What you should do:
Leave out the pictures and repeat exactly the lines from the one containing "Extract all readable text from this page." through the final line of the listing below.

[Dataset entries]
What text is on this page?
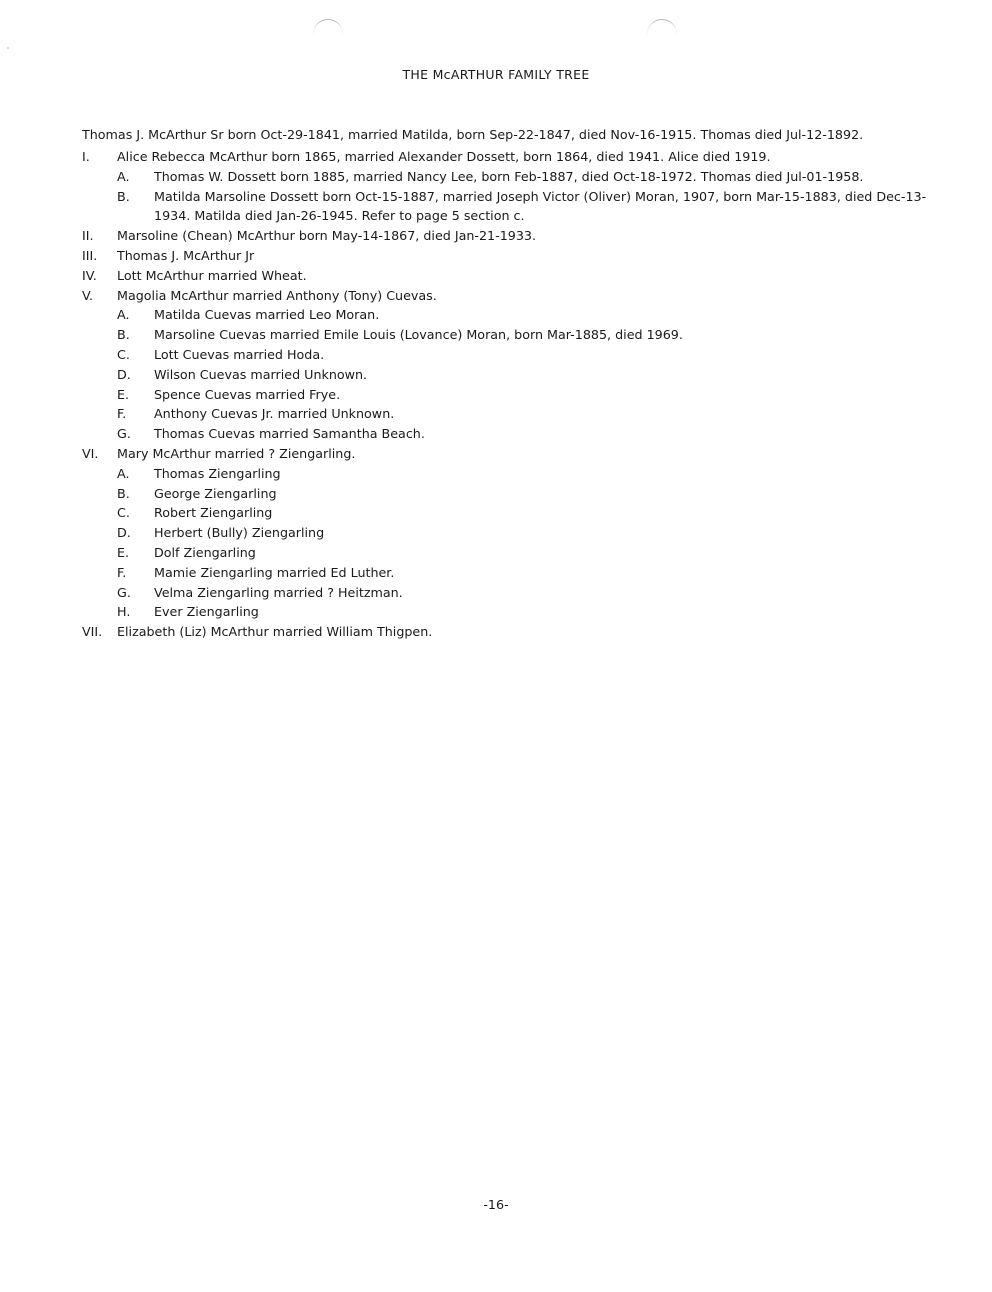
THE McARTHUR FAMILY TREE
Thomas J. McArthur Sr born Oct-29-1841, married Matilda, born Sep-22-1847, died Nov-16-1915. Thomas died Jul-12-1892.
I. Alice Rebecca McArthur born 1865, married Alexander Dossett, born 1864, died 1941. Alice died 1919.
A. Thomas W. Dossett born 1885, married Nancy Lee, born Feb-1887, died Oct-18-1972. Thomas died Jul-01-1958.
B. Matilda Marsoline Dossett born Oct-15-1887, married Joseph Victor (Oliver) Moran, 1907, born Mar-15-1883, died Dec-13-1934. Matilda died Jan-26-1945. Refer to page 5 section c.
II. Marsoline (Chean) McArthur born May-14-1867, died Jan-21-1933.
III. Thomas J. McArthur Jr
IV. Lott McArthur married Wheat.
V. Magolia McArthur married Anthony (Tony) Cuevas.
A. Matilda Cuevas married Leo Moran.
B. Marsoline Cuevas married Emile Louis (Lovance) Moran, born Mar-1885, died 1969.
C. Lott Cuevas married Hoda.
D. Wilson Cuevas married Unknown.
E. Spence Cuevas married Frye.
F. Anthony Cuevas Jr. married Unknown.
G. Thomas Cuevas married Samantha Beach.
VI. Mary McArthur married ? Ziengarling.
A. Thomas Ziengarling
B. George Ziengarling
C. Robert Ziengarling
D. Herbert (Bully) Ziengarling
E. Dolf Ziengarling
F. Mamie Ziengarling married Ed Luther.
G. Velma Ziengarling married ? Heitzman.
H. Ever Ziengarling
VII. Elizabeth (Liz) McArthur married William Thigpen.
-16-
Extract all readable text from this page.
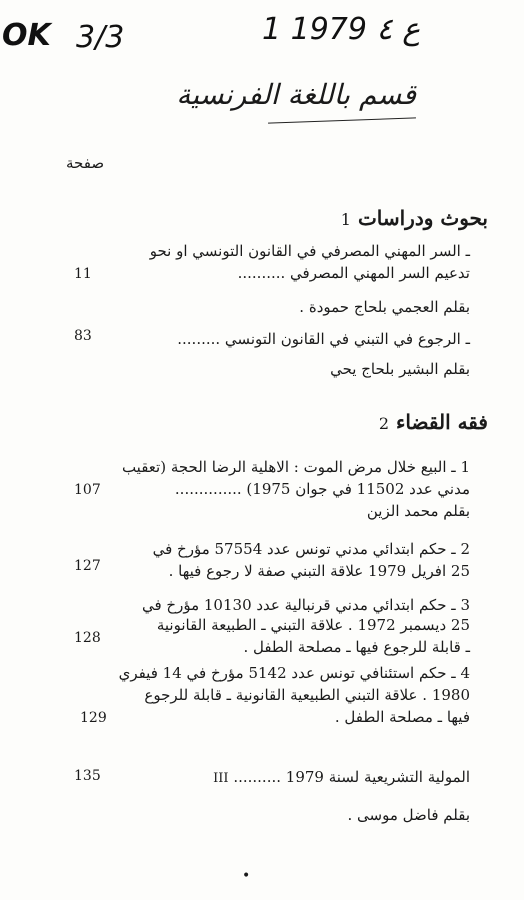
OK 3/3	1 ع ٤ 1979
قسم باللغة الفرنسية
صفحة
بحوث ودراسات 1
ـ السر المهني المصرفي في القانون التونسي او نحو
تدعيم السر المهني المصرفي ..........
بقلم العجمي بلحاج حمودة .
11
ـ الرجوع في التبني في القانون التونسي .........
بقلم البشير بلحاج يحي
83
فقه القضاء 2
1 ـ البيع خلال مرض الموت : الاهلية الرضا الحجة (تعقيب
مدني عدد 11502 في جوان 1975) ..............
بقلم محمد الزين
107
2 ـ حكم ابتدائي مدني تونس عدد 57554 مؤرخ في
25 افريل 1979 علاقة التبني صفة لا رجوع فيها .
127
3 ـ حكم ابتدائي مدني قرنبالية عدد 10130 مؤرخ في
25 ديسمبر 1972 . علاقة التبني ـ الطبيعة القانونية
ـ قابلة للرجوع فيها ـ مصلحة الطفل .
128
4 ـ حكم استئنافي تونس عدد 5142 مؤرخ في 14 فيفري
1980 . علاقة التبني الطبيعية القانونية ـ قابلة للرجوع
فيها ـ مصلحة الطفل .
129
المولية التشريعية لسنة 1979 .......... III
بقلم فاضل موسى .
135
•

Right answer:
Extract all readable text from this page.
OK 3/3	1 ع ٤ 1979
قسم باللغة الفرنسية
صفحة
بحوث ودراسات 1
ـ السر المهني المصرفي في القانون التونسي او نحو
تدعيم السر المهني المصرفي ..........
بقلم العجمي بلحاج حمودة .
11
ـ الرجوع في التبني في القانون التونسي .........
بقلم البشير بلحاج يحي
83
فقه القضاء 2
1 ـ البيع خلال مرض الموت : الاهلية الرضا الحجة (تعقيب
مدني عدد 11502 في جوان 1975) ..............
بقلم محمد الزين
107
2 ـ حكم ابتدائي مدني تونس عدد 57554 مؤرخ في
25 افريل 1979 علاقة التبني صفة لا رجوع فيها .
127
3 ـ حكم ابتدائي مدني قرنبالية عدد 10130 مؤرخ في
25 ديسمبر 1972 . علاقة التبني ـ الطبيعة القانونية
ـ قابلة للرجوع فيها ـ مصلحة الطفل .
128
4 ـ حكم استئنافي تونس عدد 5142 مؤرخ في 14 فيفري
1980 . علاقة التبني الطبيعية القانونية ـ قابلة للرجوع
فيها ـ مصلحة الطفل .
129
المولية التشريعية لسنة 1979 .......... III
بقلم فاضل موسى .
135
•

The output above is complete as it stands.